Extracted entries »
[BEGIN]

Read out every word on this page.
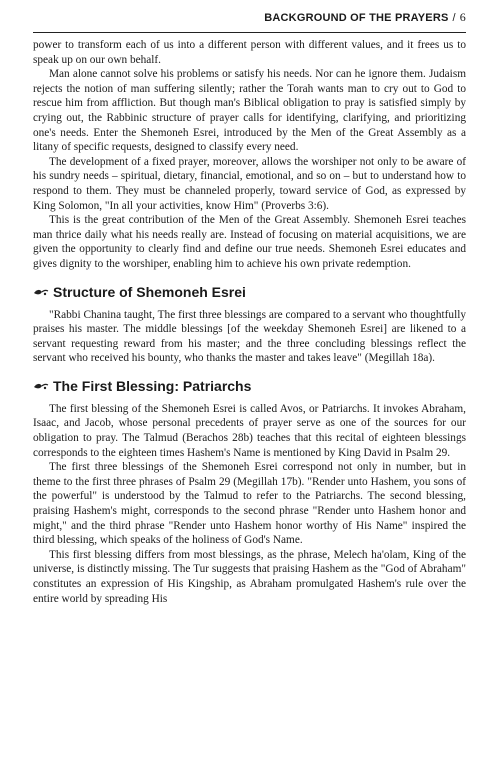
BACKGROUND OF THE PRAYERS / 6

power to transform each of us into a different person with different values, and it frees us to speak up on our own behalf.

Man alone cannot solve his problems or satisfy his needs. Nor can he ignore them. Judaism rejects the notion of man suffering silently; rather the Torah wants man to cry out to God to rescue him from affliction. But though man's Biblical obligation to pray is satisfied simply by crying out, the Rabbinic structure of prayer calls for identifying, clarifying, and prioritizing one's needs. Enter the Shemoneh Esrei, introduced by the Men of the Great Assembly as a litany of specific requests, designed to classify every need.

The development of a fixed prayer, moreover, allows the worshiper not only to be aware of his sundry needs – spiritual, dietary, financial, emotional, and so on – but to understand how to respond to them. They must be channeled properly, toward service of God, as expressed by King Solomon, "In all your activities, know Him" (Proverbs 3:6).

This is the great contribution of the Men of the Great Assembly. Shemoneh Esrei teaches man thrice daily what his needs really are. Instead of focusing on material acquisitions, we are given the opportunity to clearly find and define our true needs. Shemoneh Esrei educates and gives dignity to the worshiper, enabling him to achieve his own private redemption.

Structure of Shemoneh Esrei

"Rabbi Chanina taught, The first three blessings are compared to a servant who thoughtfully praises his master. The middle blessings [of the weekday Shemoneh Esrei] are likened to a servant requesting reward from his master; and the three concluding blessings reflect the servant who received his bounty, who thanks the master and takes leave" (Megillah 18a).

The First Blessing: Patriarchs

The first blessing of the Shemoneh Esrei is called Avos, or Patriarchs. It invokes Abraham, Isaac, and Jacob, whose personal precedents of prayer serve as one of the sources for our obligation to pray. The Talmud (Berachos 28b) teaches that this recital of eighteen blessings corresponds to the eighteen times Hashem's Name is mentioned by King David in Psalm 29.

The first three blessings of the Shemoneh Esrei correspond not only in number, but in theme to the first three phrases of Psalm 29 (Megillah 17b). "Render unto Hashem, you sons of the powerful" is understood by the Talmud to refer to the Patriarchs. The second blessing, praising Hashem's might, corresponds to the second phrase "Render unto Hashem honor and might," and the third phrase "Render unto Hashem honor worthy of His Name" inspired the third blessing, which speaks of the holiness of God's Name.

This first blessing differs from most blessings, as the phrase, Melech ha'olam, King of the universe, is distinctly missing. The Tur suggests that praising Hashem as the "God of Abraham" constitutes an expression of His Kingship, as Abraham promulgated Hashem's rule over the entire world by spreading His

[END]

What is asked » Within the material above, find the lines that contain the word "worshiper"; copy them.

Exercise solution »
The development of a fixed prayer, moreover, allows the worshiper not only to be aware of his sundry needs – spiritual, dietary, financial, emotional, and so on – but to understand how to respond to them. They must be channeled properly, toward service of God, as expressed by King Solomon, "In all your activities, know Him" (Proverbs 3:6).
This is the great contribution of the Men of the Great Assembly. Shemoneh Esrei teaches man thrice daily what his needs really are. Instead of focusing on material acquisitions, we are given the opportunity to clearly find and define our true needs. Shemoneh Esrei educates and gives dignity to the worshiper, enabling him to achieve his own private redemption.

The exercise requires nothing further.